Take each line containing "适量使用洗涤剂" and report it exactly as written.

Part of a data file:
^^^^^^^^^^^^^^^^
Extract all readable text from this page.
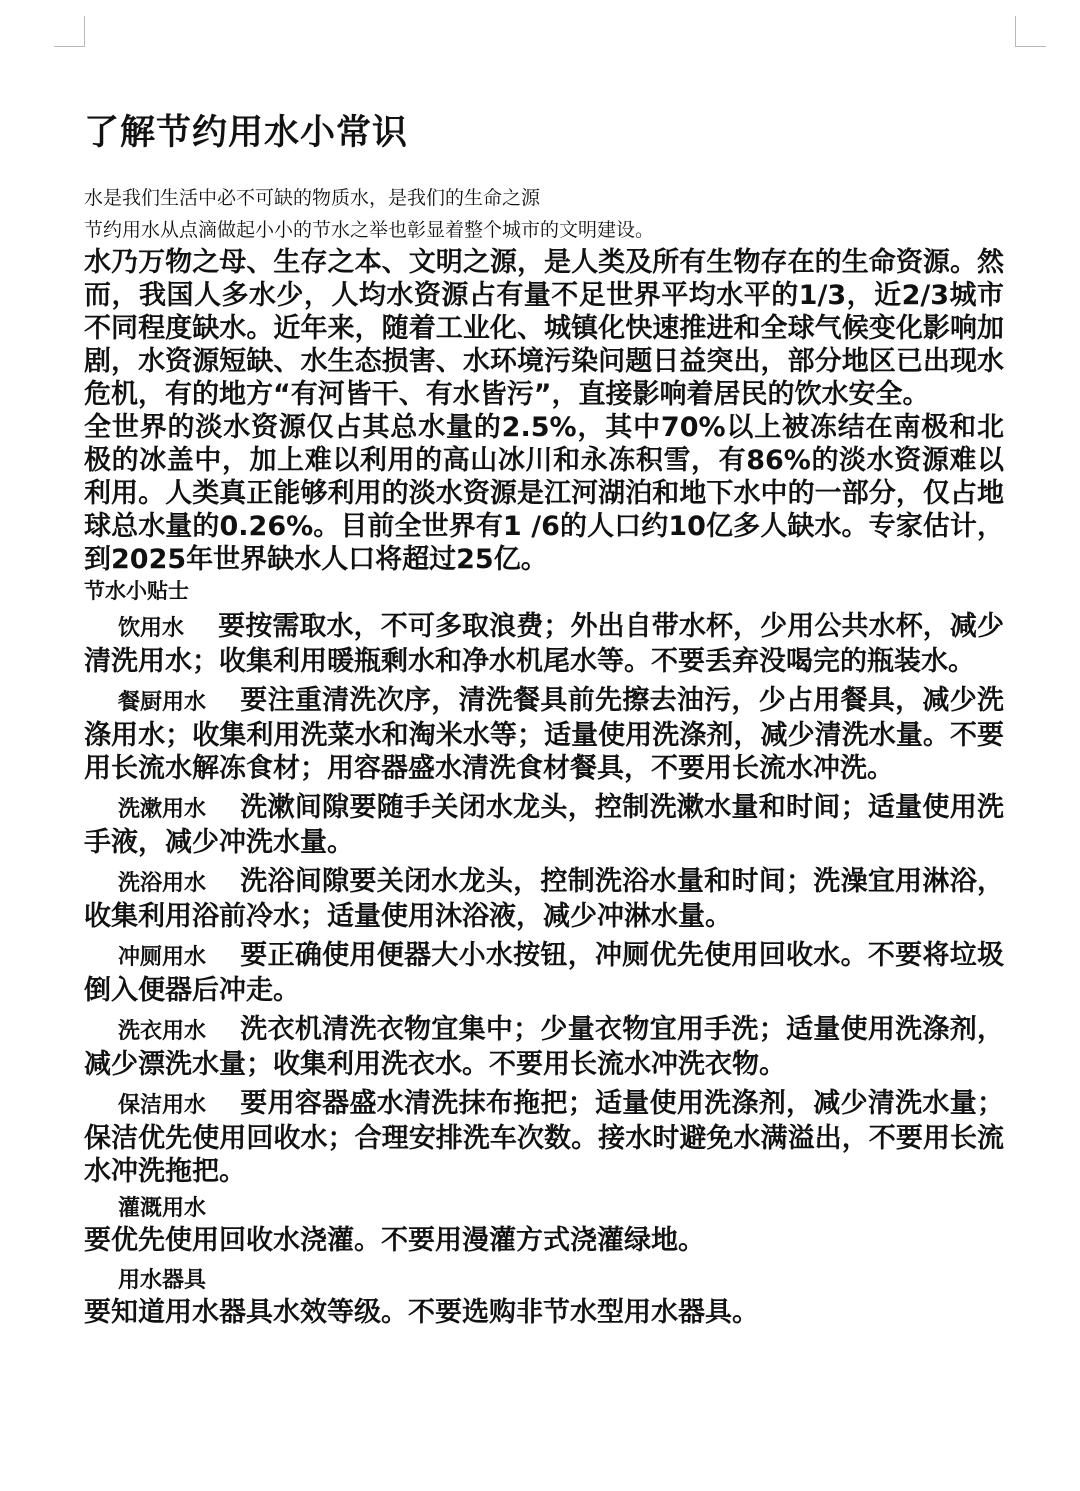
了解节约用水小常识

水是我们生活中必不可缺的物质水，是我们的生命之源

节约用水从点滴做起小小的节水之举也彰显着整个城市的文明建设。

水乃万物之母、生存之本、文明之源，是人类及所有生物存在的生命资源。然而，我国人多水少，人均水资源占有量不足世界平均水平的1/3，近2/3城市不同程度缺水。近年来，随着工业化、城镇化快速推进和全球气候变化影响加剧，水资源短缺、水生态损害、水环境污染问题日益突出，部分地区已出现水危机，有的地方“有河皆干、有水皆污”，直接影响着居民的饮水安全。

全世界的淡水资源仅占其总水量的2.5%，其中70%以上被冻结在南极和北极的冰盖中，加上难以利用的高山冰川和永冻积雪，有86%的淡水资源难以利用。人类真正能够利用的淡水资源是江河湖泊和地下水中的一部分，仅占地球总水量的0.26%。目前全世界有1 /6的人口约10亿多人缺水。专家估计，到2025年世界缺水人口将超过25亿。

节水小贴士

饮用水 要按需取水，不可多取浪费；外出自带水杯，少用公共水杯，减少清洗用水；收集利用暖瓶剩水和净水机尾水等。不要丢弃没喝完的瓶装水。

餐厨用水 要注重清洗次序，清洗餐具前先擦去油污，少占用餐具，减少洗涤用水；收集利用洗菜水和淘米水等；适量使用洗涤剂，减少清洗水量。不要用长流水解冻食材；用容器盛水清洗食材餐具，不要用长流水冲洗。

洗漱用水 洗漱间隙要随手关闭水龙头，控制洗漱水量和时间；适量使用洗手液，减少冲洗水量。

洗浴用水 洗浴间隙要关闭水龙头，控制洗浴水量和时间；洗澡宜用淋浴，收集利用浴前冷水；适量使用沐浴液，减少冲淋水量。

冲厕用水 要正确使用便器大小水按钮，冲厕优先使用回收水。不要将垃圾倒入便器后冲走。

洗衣用水 洗衣机清洗衣物宜集中；少量衣物宜用手洗；适量使用洗涤剂，减少漂洗水量；收集利用洗衣水。不要用长流水冲洗衣物。

保洁用水 要用容器盛水清洗抹布拖把；适量使用洗涤剂，减少清洗水量；保洁优先使用回收水；合理安排洗车次数。接水时避免水满溢出，不要用长流水冲洗拖把。

灌溉用水

要优先使用回收水浇灌。不要用漫灌方式浇灌绿地。

用水器具

要知道用水器具水效等级。不要选购非节水型用水器具。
^^^^^^^^^^^^^^^^
**Complete response:**
餐厨用水 要注重清洗次序，清洗餐具前先擦去油污，少占用餐具，减少洗涤用水；收集利用洗菜水和淘米水等；适量使用洗涤剂，减少清洗水量。不要用长流水解冻食材；用容器盛水清洗食材餐具，不要用长流水冲洗。
洗衣用水 洗衣机清洗衣物宜集中；少量衣物宜用手洗；适量使用洗涤剂，减少漂洗水量；收集利用洗衣水。不要用长流水冲洗衣物。
保洁用水 要用容器盛水清洗抹布拖把；适量使用洗涤剂，减少清洗水量；保洁优先使用回收水；合理安排洗车次数。接水时避免水满溢出，不要用长流水冲洗拖把。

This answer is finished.